begin Available data

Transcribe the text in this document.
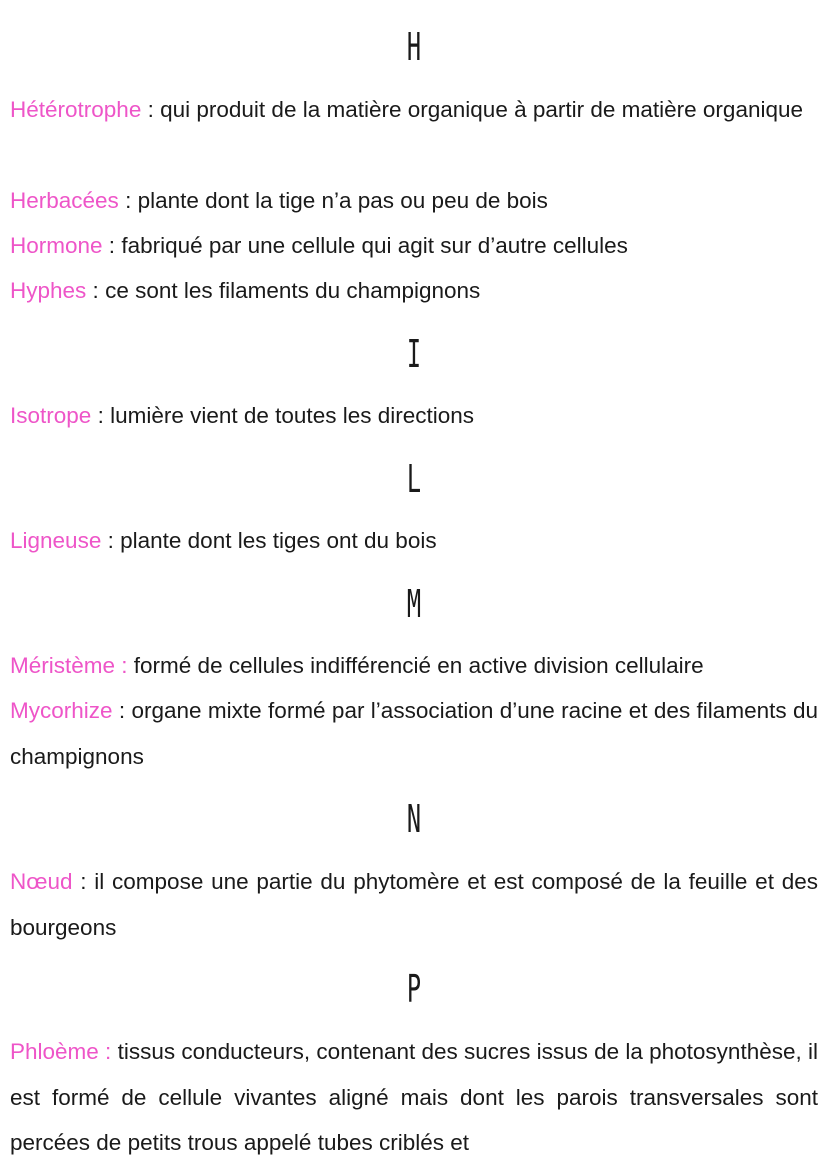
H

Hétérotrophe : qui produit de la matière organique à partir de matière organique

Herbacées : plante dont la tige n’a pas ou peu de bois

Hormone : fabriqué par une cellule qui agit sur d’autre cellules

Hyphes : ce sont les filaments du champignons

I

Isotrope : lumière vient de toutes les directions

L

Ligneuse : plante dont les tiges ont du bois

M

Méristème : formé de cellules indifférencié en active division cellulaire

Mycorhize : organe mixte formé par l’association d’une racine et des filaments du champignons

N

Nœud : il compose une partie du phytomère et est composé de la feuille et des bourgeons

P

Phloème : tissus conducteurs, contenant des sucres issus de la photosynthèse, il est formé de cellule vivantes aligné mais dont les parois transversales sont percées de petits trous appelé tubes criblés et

end Available data
begin Available data

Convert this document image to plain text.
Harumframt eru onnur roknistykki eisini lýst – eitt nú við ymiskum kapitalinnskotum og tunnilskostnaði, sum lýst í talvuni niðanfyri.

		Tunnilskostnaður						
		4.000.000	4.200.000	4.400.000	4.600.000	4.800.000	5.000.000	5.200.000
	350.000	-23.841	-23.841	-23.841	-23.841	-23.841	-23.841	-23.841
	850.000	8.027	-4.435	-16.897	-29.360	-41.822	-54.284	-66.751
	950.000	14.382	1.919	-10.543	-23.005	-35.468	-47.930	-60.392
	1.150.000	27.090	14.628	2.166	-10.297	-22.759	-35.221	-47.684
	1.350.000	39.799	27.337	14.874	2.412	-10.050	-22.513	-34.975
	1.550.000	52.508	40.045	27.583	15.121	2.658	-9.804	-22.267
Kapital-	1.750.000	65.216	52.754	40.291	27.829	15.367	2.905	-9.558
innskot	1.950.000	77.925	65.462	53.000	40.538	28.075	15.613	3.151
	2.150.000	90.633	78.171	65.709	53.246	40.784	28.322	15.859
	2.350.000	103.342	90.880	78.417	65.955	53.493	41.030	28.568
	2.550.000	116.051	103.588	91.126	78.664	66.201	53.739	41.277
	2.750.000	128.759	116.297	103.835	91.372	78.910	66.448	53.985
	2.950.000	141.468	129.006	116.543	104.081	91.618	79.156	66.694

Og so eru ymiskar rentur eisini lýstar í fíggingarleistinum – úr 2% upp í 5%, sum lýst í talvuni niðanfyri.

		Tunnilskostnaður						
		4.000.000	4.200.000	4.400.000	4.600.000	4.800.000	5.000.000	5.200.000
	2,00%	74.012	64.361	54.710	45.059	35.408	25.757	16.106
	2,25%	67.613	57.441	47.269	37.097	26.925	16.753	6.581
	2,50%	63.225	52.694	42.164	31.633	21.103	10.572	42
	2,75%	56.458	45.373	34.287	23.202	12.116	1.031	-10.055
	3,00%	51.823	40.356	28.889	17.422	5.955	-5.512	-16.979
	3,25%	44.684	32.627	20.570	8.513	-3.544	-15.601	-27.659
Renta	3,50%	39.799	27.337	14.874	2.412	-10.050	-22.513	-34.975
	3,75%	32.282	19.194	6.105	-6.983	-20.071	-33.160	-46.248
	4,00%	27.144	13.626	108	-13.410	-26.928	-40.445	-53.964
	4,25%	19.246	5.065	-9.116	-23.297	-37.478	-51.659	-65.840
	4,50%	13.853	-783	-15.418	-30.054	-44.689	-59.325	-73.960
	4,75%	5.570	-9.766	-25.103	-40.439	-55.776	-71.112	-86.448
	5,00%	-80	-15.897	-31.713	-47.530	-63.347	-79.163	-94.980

end Available data

The exercise: Copy all lines of the listing above that contain the string "formé".

Solution to this task:
Méristème : formé de cellules indifférencié en active division cellulaire
Mycorhize : organe mixte formé par l’association d’une racine et des filaments du champignons
Phloème : tissus conducteurs, contenant des sucres issus de la photosynthèse, il est formé de cellule vivantes aligné mais dont les parois transversales sont percées de petits trous appelé tubes criblés et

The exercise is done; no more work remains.